WHAT YOU NEED TO DO:
Write out the entries verbatim and leave the images out of the copy.

GIVEN RECORDS:
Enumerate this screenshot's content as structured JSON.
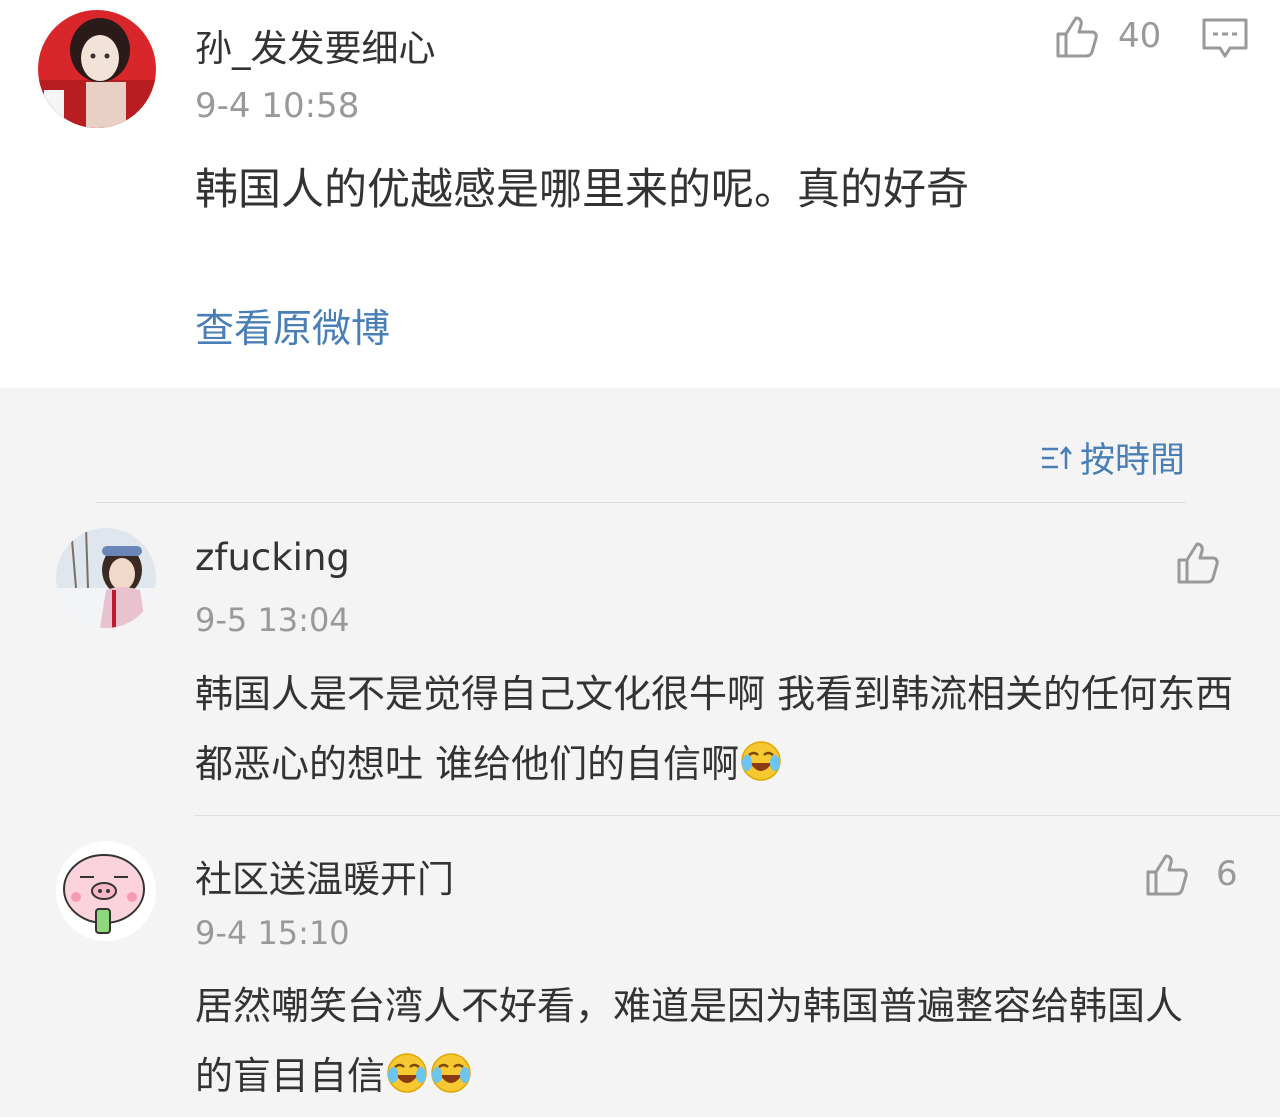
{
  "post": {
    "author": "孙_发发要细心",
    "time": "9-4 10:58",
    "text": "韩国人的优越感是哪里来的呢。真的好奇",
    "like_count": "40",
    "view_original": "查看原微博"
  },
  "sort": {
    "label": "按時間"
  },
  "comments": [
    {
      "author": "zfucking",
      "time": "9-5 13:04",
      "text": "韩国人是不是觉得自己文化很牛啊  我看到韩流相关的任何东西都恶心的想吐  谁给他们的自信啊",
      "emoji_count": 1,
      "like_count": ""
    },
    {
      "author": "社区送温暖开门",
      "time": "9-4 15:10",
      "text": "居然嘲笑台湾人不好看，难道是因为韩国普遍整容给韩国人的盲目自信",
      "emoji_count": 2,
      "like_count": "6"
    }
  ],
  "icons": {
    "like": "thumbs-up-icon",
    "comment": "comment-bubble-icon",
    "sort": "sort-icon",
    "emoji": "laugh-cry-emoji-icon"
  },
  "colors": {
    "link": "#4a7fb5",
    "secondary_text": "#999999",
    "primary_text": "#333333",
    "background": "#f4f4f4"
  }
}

REPLY:
Enumerate this screenshot's content as structured JSON.
{
  "post": {
    "author": "孙_发发要细心",
    "time": "9-4 10:58",
    "text": "韩国人的优越感是哪里来的呢。真的好奇",
    "like_count": "40",
    "view_original": "查看原微博"
  },
  "sort": {
    "label": "按時間"
  },
  "comments": [
    {
      "author": "zfucking",
      "time": "9-5 13:04",
      "text": "韩国人是不是觉得自己文化很牛啊  我看到韩流相关的任何东西都恶心的想吐  谁给他们的自信啊",
      "emoji_count": 1,
      "like_count": ""
    },
    {
      "author": "社区送温暖开门",
      "time": "9-4 15:10",
      "text": "居然嘲笑台湾人不好看，难道是因为韩国普遍整容给韩国人的盲目自信",
      "emoji_count": 2,
      "like_count": "6"
    }
  ],
  "icons": {
    "like": "thumbs-up-icon",
    "comment": "comment-bubble-icon",
    "sort": "sort-icon",
    "emoji": "laugh-cry-emoji-icon"
  },
  "colors": {
    "link": "#4a7fb5",
    "secondary_text": "#999999",
    "primary_text": "#333333",
    "background": "#f4f4f4"
  }
}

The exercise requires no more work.